● Verilen Metin:
□ □ □ □
6 Şubat 2012 Pazartesi

Ne zaman kendin için bir şeyler yapacaksın? (Can Dündar)



Henuz 18 ini yeni bitirmiştin, enerji ve umutla dolu hayata 
başlamaya hazırdın... Ne oldu? 
İstemediğin bir okula girdin. İnsanları mutlu etmek, saygı 
kazanmak, sevilmek için... Sevmediğin bir bölümde senelerini
harcadın.... 
Ayaklarını sürüye sürüye gittin derslere... Çalışmak istemedin ama 
yine de zorladın kendini... 
Güç bela bitirdin sonunda... Ne ailen, ne de arkadaşların görmedi 
yaptığın fedakarlığı... Alkışlamadılar seni, 
omuzlarının üzerine çıkarmadılar, madalya takmadılar... Enerjin 
çoktan tükenmeye başladı bile... Kimse bilmez nasıl kendini feda 
ettiğini... 
Ruhunu teslim ettiğini... Gençliğini tükettiğini... 
Şimdi iş bulman gerek...Para kazanman, araba alman, ev alman 
gerek.....İstemediğin bir işe girdin... Böyle olması gerekiyor 
diye... Sırf çevrendekiler bekliyor diye... İnsanları mutlu etmek, 
saygı kazanmak, sevilmek için... Sabahın köründe gidiyorsun 
işe...Sevmediğin insanlar ile gününü harcıyorsun... Heyecan 
duymadığın işlerle zamanını geçiriyorsun...Yarının gelmesinden 
nefret ediyorsun... 
Sevildiğini hissettin mi peki? Ya saygı? Bitti mi insanların 
istekleri? Özgür müsün artık? Hayır hala özgür değilsin...Şimdi 
evlenmen gerek... Öyle ya yaşın geçiyor, evde mi kaldın ne? 
Arıyorsun etrafında uygun birisini, 
artık evlenmeliyim diyorsun...Acaba gerçekten istiyor musun? Sana 
uygun birisini buldun işte, boyu 
boyuna, mesleği mesleğine, parası parana göre...Peki ya kalbin?
□ □ □ □
● Yapılacaklar:
1. Kendin için yaşamak üzerine yazıda "Ruhunu teslim ettiğini..." ifadesinden "mi kaldın ne?" ifadesine kadar uzanan kısmı birebir kopyala.
2. Lütfen kendin için yaşamak üzerine yazının bundan sonraki kısmını tamamla.
Kayıtların, kendin için yaşamak üzerine yazıyla hiçbir ilgisi yoktur.
□ □ □ □
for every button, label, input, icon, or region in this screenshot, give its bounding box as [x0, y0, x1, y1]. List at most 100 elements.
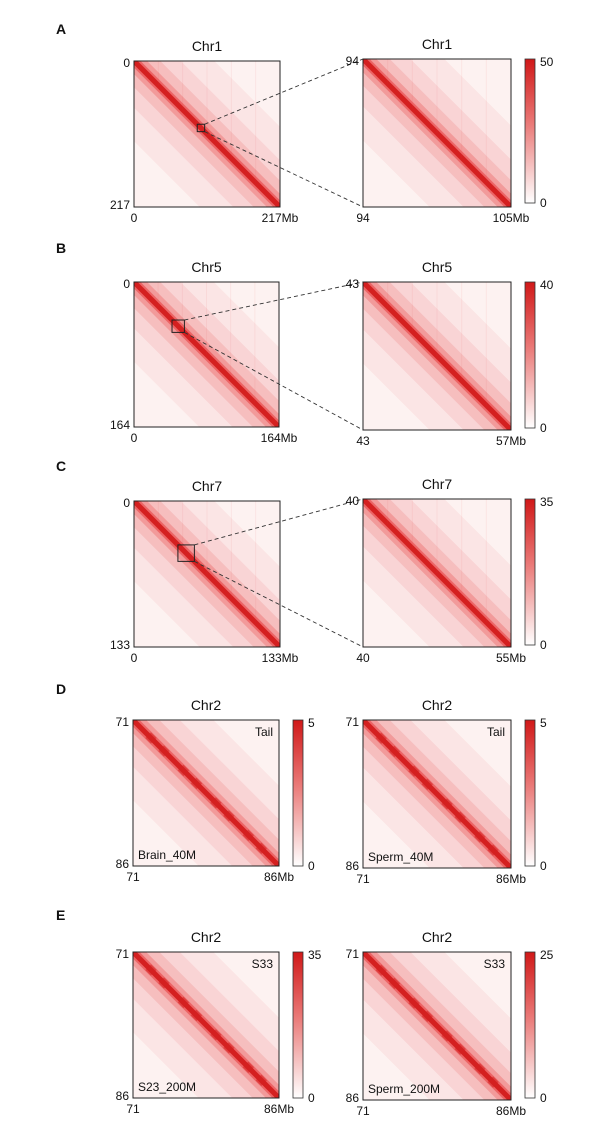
- heatmap-title: Chr5: [422, 259, 453, 275]
- y-tick-start: 71: [346, 715, 360, 729]
- domain-corner: [474, 831, 486, 843]
- zoom-box: [171, 319, 185, 333]
- colorbar-min: 0: [540, 1091, 547, 1105]
- heatmap-contacts: [363, 952, 511, 1100]
- diagonal-signal: [363, 720, 511, 868]
- heatmap-panel: Chr7 40 40 55Mb 35 0: [346, 476, 554, 665]
- colorbar-max: 5: [308, 716, 315, 730]
- colorbar-max: 35: [540, 495, 554, 509]
- diagonal-signal: [134, 282, 279, 427]
- domain-corner: [190, 1009, 203, 1022]
- domain-corner: [210, 1029, 222, 1041]
- x-tick-end: 164Mb: [261, 431, 298, 445]
- panel-label: A: [56, 21, 66, 37]
- domain-corner: [210, 797, 222, 809]
- zoom-connector-bottom: [184, 332, 364, 431]
- y-tick-start: 43: [346, 277, 360, 291]
- domain-corner: [242, 1061, 254, 1073]
- y-tick-start: 71: [116, 947, 130, 961]
- panel-label: B: [56, 240, 66, 256]
- heatmap-frame: [133, 281, 280, 428]
- domain-corner: [375, 964, 387, 976]
- domain-corner: [408, 997, 420, 1009]
- x-tick-end: 55Mb: [496, 651, 526, 665]
- x-tick-end: 133Mb: [262, 651, 299, 665]
- colorbar: [524, 58, 536, 204]
- inset-label-top: Tail: [255, 725, 273, 739]
- domain-corner: [145, 964, 157, 976]
- x-tick-end: 86Mb: [264, 1102, 294, 1116]
- y-tick-end: 86: [116, 857, 130, 871]
- zoom-connector-top: [204, 58, 364, 125]
- y-tick-start: 0: [123, 496, 130, 510]
- y-tick-end: 86: [346, 859, 360, 873]
- heatmap-title: Chr2: [191, 697, 222, 713]
- heatmap-contacts: [363, 720, 511, 868]
- heatmap-title: Chr2: [422, 929, 453, 945]
- zoom-box: [196, 123, 206, 133]
- y-tick-start: 94: [346, 54, 360, 68]
- heatmap-frame: [362, 58, 512, 208]
- inset-label-bottom: Sperm_200M: [368, 1082, 440, 1096]
- diagonal-signal: [133, 952, 279, 1098]
- inset-label-bottom: S23_200M: [138, 1080, 196, 1094]
- y-tick-end: 217: [110, 198, 130, 212]
- domain-corner: [255, 1074, 267, 1086]
- colorbar: [524, 281, 536, 429]
- y-tick-start: 71: [346, 947, 360, 961]
- colorbar-max: 50: [540, 55, 554, 69]
- x-tick-start: 71: [126, 1102, 140, 1116]
- heatmap-frame: [362, 719, 512, 869]
- colorbar: [292, 719, 304, 867]
- heatmap-title: Chr7: [192, 478, 223, 494]
- x-tick-start: 71: [356, 872, 370, 886]
- heatmap-frame: [133, 60, 281, 208]
- x-tick-end: 105Mb: [493, 211, 530, 225]
- heatmap-title: Chr1: [192, 38, 223, 54]
- y-tick-start: 0: [123, 56, 130, 70]
- domain-corner: [145, 732, 157, 744]
- domain-corner: [388, 745, 401, 758]
- x-tick-start: 43: [356, 434, 370, 448]
- heatmap-title: Chr1: [422, 36, 453, 52]
- panel-label: D: [56, 681, 66, 697]
- domain-corner: [158, 977, 170, 989]
- domain-corner: [421, 1010, 433, 1022]
- diagonal-signal: [363, 952, 511, 1100]
- colorbar: [292, 951, 304, 1099]
- colorbar-max: 40: [540, 278, 554, 292]
- heatmap-contacts: [134, 282, 279, 427]
- heatmap-panel: Chr5 43 43 57Mb 40 0: [346, 259, 554, 448]
- domain-corner: [190, 777, 203, 790]
- diagonal-signal: [363, 499, 511, 647]
- domain-corner: [375, 732, 387, 744]
- diagonal-signal: [363, 282, 511, 430]
- colorbar: [524, 719, 536, 867]
- x-tick-start: 0: [131, 431, 138, 445]
- colorbar-min: 0: [540, 421, 547, 435]
- x-tick-end: 86Mb: [496, 872, 526, 886]
- heatmap-contacts: [133, 720, 279, 866]
- domain-corner: [441, 798, 453, 810]
- zoom-connector-top: [184, 281, 364, 321]
- y-tick-end: 86: [346, 1091, 360, 1105]
- heatmap-contacts: [133, 952, 279, 1098]
- heatmap-contacts: [134, 61, 280, 207]
- domain-corner: [242, 829, 254, 841]
- colorbar-max: 35: [308, 948, 322, 962]
- zoom-box: [177, 544, 195, 562]
- panel-label: E: [56, 907, 65, 923]
- zoom-connector-bottom: [204, 131, 364, 208]
- colorbar-min: 0: [540, 859, 547, 873]
- y-tick-start: 0: [123, 277, 130, 291]
- heatmap-contacts: [363, 282, 511, 430]
- x-tick-end: 86Mb: [496, 1104, 526, 1118]
- diagonal-signal: [134, 501, 280, 647]
- y-tick-end: 164: [110, 418, 130, 432]
- domain-corner: [388, 977, 401, 990]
□ □ □ □
● Nihai Sonuçlar:
1.
Ruhunu teslim ettiğini... Gençliğini tükettiğini... 
Şimdi iş bulman gerek...Para kazanman, araba alman, ev alman 
gerek.....İstemediğin bir işe girdin... Böyle olması gerekiyor 
diye... Sırf çevrendekiler bekliyor diye... İnsanları mutlu etmek, 
saygı kazanmak, sevilmek için... Sabahın köründe gidiyorsun 
işe...Sevmediğin insanlar ile gününü harcıyorsun... Heyecan 
duymadığın işlerle zamanını geçiriyorsun...Yarının gelmesinden 
nefret ediyorsun... 
Sevildiğini hissettin mi peki? Ya saygı? Bitti mi insanların 
istekleri? Özgür müsün artık? Hayır hala özgür değilsin...Şimdi 
evlenmen gerek... Öyle ya yaşın geçiyor, evde mi kaldın ne?

2.
Düğününden bir gece önce sessizce itiraf ettin kendine, ya doğru 
kişi değilse? Belli ki hazır değildin bu evliliğe... Evlenmek için 
evlendin...İnsanları mutlu etmek, saygı kazanmak, sevilmek 
için...Mutlu oldun mu peki? 
Kalbin heyecanla doldu mu? Akşam eve koşarak döndün mü? 
Sevildiğini hissettin mi? Seviştin mi tüm varlığınla? 
Daha evleneli bir sene dolmadı, insanlar çocuk demeye başladılar... 
İstedin mi gerçekten bir çocuk sahibi olmayı? Hazır mısın bir 
canlıyı yetiştirmeye? 
Söyle bana ne verebilirsin bu küçük insana? Hayatı kendi 
gözlerinle 
hiç yaşadın mı? Ne istediğini biliyor musun? Ya istemediğini? Hiç 
risk aldın mı?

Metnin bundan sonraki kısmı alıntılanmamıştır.